**YOUR TASK:** Repeat the material exactly, leaving nothing out.

+ + + +

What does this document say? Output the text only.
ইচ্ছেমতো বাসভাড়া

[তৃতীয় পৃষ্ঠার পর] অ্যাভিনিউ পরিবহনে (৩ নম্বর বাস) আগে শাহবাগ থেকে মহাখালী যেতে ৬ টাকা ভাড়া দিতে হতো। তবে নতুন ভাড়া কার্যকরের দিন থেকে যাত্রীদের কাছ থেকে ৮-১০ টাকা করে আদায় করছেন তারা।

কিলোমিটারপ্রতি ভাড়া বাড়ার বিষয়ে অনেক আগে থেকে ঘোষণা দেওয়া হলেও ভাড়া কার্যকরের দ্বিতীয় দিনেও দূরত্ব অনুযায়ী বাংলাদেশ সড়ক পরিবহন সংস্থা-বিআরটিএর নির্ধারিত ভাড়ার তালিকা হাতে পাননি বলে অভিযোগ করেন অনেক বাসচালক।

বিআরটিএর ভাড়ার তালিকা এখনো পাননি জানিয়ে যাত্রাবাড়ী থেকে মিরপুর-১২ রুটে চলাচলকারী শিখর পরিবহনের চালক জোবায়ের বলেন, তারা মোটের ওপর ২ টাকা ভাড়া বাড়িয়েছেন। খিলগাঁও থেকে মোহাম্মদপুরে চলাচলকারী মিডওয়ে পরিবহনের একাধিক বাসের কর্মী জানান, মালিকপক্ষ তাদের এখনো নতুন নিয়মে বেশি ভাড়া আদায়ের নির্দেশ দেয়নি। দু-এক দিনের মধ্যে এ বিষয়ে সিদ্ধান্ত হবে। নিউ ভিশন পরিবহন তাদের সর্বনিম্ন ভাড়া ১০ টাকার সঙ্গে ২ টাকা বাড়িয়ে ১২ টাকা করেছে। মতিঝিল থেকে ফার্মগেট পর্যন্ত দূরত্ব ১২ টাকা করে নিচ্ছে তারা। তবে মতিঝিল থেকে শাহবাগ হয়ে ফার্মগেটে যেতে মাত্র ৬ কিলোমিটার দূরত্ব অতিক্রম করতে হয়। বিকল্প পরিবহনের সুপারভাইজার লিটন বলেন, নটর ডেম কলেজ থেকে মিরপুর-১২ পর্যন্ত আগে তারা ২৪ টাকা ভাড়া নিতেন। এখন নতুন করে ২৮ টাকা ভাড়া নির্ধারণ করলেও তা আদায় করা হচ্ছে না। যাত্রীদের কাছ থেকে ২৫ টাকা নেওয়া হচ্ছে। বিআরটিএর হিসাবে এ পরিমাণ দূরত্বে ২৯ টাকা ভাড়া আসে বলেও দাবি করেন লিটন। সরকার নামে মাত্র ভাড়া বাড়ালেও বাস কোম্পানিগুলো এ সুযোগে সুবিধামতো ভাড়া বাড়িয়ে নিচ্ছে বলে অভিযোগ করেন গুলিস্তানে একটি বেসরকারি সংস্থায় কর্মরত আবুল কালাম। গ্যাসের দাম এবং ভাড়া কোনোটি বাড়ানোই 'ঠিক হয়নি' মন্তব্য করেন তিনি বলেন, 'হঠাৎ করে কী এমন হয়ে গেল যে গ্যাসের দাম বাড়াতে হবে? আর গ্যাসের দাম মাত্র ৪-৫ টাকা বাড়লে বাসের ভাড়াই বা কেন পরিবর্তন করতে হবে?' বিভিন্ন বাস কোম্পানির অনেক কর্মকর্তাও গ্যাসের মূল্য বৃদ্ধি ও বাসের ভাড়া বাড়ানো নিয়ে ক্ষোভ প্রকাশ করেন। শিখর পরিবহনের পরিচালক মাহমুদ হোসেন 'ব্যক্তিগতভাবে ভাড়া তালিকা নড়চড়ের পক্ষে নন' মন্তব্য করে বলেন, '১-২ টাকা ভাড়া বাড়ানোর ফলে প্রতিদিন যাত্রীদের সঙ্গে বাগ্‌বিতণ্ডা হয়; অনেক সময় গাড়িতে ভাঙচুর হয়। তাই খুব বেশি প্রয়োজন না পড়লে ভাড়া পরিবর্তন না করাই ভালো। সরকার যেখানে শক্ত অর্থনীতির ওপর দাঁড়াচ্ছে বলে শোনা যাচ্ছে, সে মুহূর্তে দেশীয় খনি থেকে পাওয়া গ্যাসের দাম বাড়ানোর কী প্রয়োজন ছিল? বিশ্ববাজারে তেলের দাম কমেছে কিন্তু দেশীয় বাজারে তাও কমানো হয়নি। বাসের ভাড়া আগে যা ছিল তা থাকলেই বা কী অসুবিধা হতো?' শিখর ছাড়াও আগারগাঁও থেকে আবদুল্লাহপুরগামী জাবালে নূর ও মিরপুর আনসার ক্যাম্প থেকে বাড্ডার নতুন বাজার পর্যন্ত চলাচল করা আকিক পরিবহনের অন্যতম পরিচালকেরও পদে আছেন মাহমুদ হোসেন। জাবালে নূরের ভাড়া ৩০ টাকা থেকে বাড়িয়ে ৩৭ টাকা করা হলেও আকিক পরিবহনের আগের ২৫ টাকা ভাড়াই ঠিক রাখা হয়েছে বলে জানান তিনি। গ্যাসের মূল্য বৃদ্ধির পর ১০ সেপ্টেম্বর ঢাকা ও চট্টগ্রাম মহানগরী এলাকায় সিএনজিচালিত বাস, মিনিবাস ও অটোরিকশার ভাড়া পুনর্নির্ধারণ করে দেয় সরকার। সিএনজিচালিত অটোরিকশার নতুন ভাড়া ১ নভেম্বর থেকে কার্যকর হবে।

+ + + +

**EXERCISE ANSWER:**
What does this document say? Output the text only.
ইচ্ছেমতো বাসভাড়া

[তৃতীয় পৃষ্ঠার পর] অ্যাভিনিউ পরিবহনে (৩ নম্বর বাস) আগে শাহবাগ থেকে মহাখালী যেতে ৬ টাকা ভাড়া দিতে হতো। তবে নতুন ভাড়া কার্যকরের দিন থেকে যাত্রীদের কাছ থেকে ৮-১০ টাকা করে আদায় করছেন তারা।

কিলোমিটারপ্রতি ভাড়া বাড়ার বিষয়ে অনেক আগে থেকে ঘোষণা দেওয়া হলেও ভাড়া কার্যকরের দ্বিতীয় দিনেও দূরত্ব অনুযায়ী বাংলাদেশ সড়ক পরিবহন সংস্থা-বিআরটিএর নির্ধারিত ভাড়ার তালিকা হাতে পাননি বলে অভিযোগ করেন অনেক বাসচালক।

বিআরটিএর ভাড়ার তালিকা এখনো পাননি জানিয়ে যাত্রাবাড়ী থেকে মিরপুর-১২ রুটে চলাচলকারী শিখর পরিবহনের চালক জোবায়ের বলেন, তারা মোটের ওপর ২ টাকা ভাড়া বাড়িয়েছেন। খিলগাঁও থেকে মোহাম্মদপুরে চলাচলকারী মিডওয়ে পরিবহনের একাধিক বাসের কর্মী জানান, মালিকপক্ষ তাদের এখনো নতুন নিয়মে বেশি ভাড়া আদায়ের নির্দেশ দেয়নি। দু-এক দিনের মধ্যে এ বিষয়ে সিদ্ধান্ত হবে। নিউ ভিশন পরিবহন তাদের সর্বনিম্ন ভাড়া ১০ টাকার সঙ্গে ২ টাকা বাড়িয়ে ১২ টাকা করেছে। মতিঝিল থেকে ফার্মগেট পর্যন্ত দূরত্ব ১২ টাকা করে নিচ্ছে তারা। তবে মতিঝিল থেকে শাহবাগ হয়ে ফার্মগেটে যেতে মাত্র ৬ কিলোমিটার দূরত্ব অতিক্রম করতে হয়। বিকল্প পরিবহনের সুপারভাইজার লিটন বলেন, নটর ডেম কলেজ থেকে মিরপুর-১২ পর্যন্ত আগে তারা ২৪ টাকা ভাড়া নিতেন। এখন নতুন করে ২৮ টাকা ভাড়া নির্ধারণ করলেও তা আদায় করা হচ্ছে না। যাত্রীদের কাছ থেকে ২৫ টাকা নেওয়া হচ্ছে। বিআরটিএর হিসাবে এ পরিমাণ দূরত্বে ২৯ টাকা ভাড়া আসে বলেও দাবি করেন লিটন। সরকার নামে মাত্র ভাড়া বাড়ালেও বাস কোম্পানিগুলো এ সুযোগে সুবিধামতো ভাড়া বাড়িয়ে নিচ্ছে বলে অভিযোগ করেন গুলিস্তানে একটি বেসরকারি সংস্থায় কর্মরত আবুল কালাম। গ্যাসের দাম এবং ভাড়া কোনোটি বাড়ানোই 'ঠিক হয়নি' মন্তব্য করেন তিনি বলেন, 'হঠাৎ করে কী এমন হয়ে গেল যে গ্যাসের দাম বাড়াতে হবে? আর গ্যাসের দাম মাত্র ৪-৫ টাকা বাড়লে বাসের ভাড়াই বা কেন পরিবর্তন করতে হবে?' বিভিন্ন বাস কোম্পানির অনেক কর্মকর্তাও গ্যাসের মূল্য বৃদ্ধি ও বাসের ভাড়া বাড়ানো নিয়ে ক্ষোভ প্রকাশ করেন। শিখর পরিবহনের পরিচালক মাহমুদ হোসেন 'ব্যক্তিগতভাবে ভাড়া তালিকা নড়চড়ের পক্ষে নন' মন্তব্য করে বলেন, '১-২ টাকা ভাড়া বাড়ানোর ফলে প্রতিদিন যাত্রীদের সঙ্গে বাগ্‌বিতণ্ডা হয়; অনেক সময় গাড়িতে ভাঙচুর হয়। তাই খুব বেশি প্রয়োজন না পড়লে ভাড়া পরিবর্তন না করাই ভালো। সরকার যেখানে শক্ত অর্থনীতির ওপর দাঁড়াচ্ছে বলে শোনা যাচ্ছে, সে মুহূর্তে দেশীয় খনি থেকে পাওয়া গ্যাসের দাম বাড়ানোর কী প্রয়োজন ছিল? বিশ্ববাজারে তেলের দাম কমেছে কিন্তু দেশীয় বাজারে তাও কমানো হয়নি। বাসের ভাড়া আগে যা ছিল তা থাকলেই বা কী অসুবিধা হতো?' শিখর ছাড়াও আগারগাঁও থেকে আবদুল্লাহপুরগামী জাবালে নূর ও মিরপুর আনসার ক্যাম্প থেকে বাড্ডার নতুন বাজার পর্যন্ত চলাচল করা আকিক পরিবহনের অন্যতম পরিচালকেরও পদে আছেন মাহমুদ হোসেন। জাবালে নূরের ভাড়া ৩০ টাকা থেকে বাড়িয়ে ৩৭ টাকা করা হলেও আকিক পরিবহনের আগের ২৫ টাকা ভাড়াই ঠিক রাখা হয়েছে বলে জানান তিনি। গ্যাসের মূল্য বৃদ্ধির পর ১০ সেপ্টেম্বর ঢাকা ও চট্টগ্রাম মহানগরী এলাকায় সিএনজিচালিত বাস, মিনিবাস ও অটোরিকশার ভাড়া পুনর্নির্ধারণ করে দেয় সরকার। সিএনজিচালিত অটোরিকশার নতুন ভাড়া ১ নভেম্বর থেকে কার্যকর হবে।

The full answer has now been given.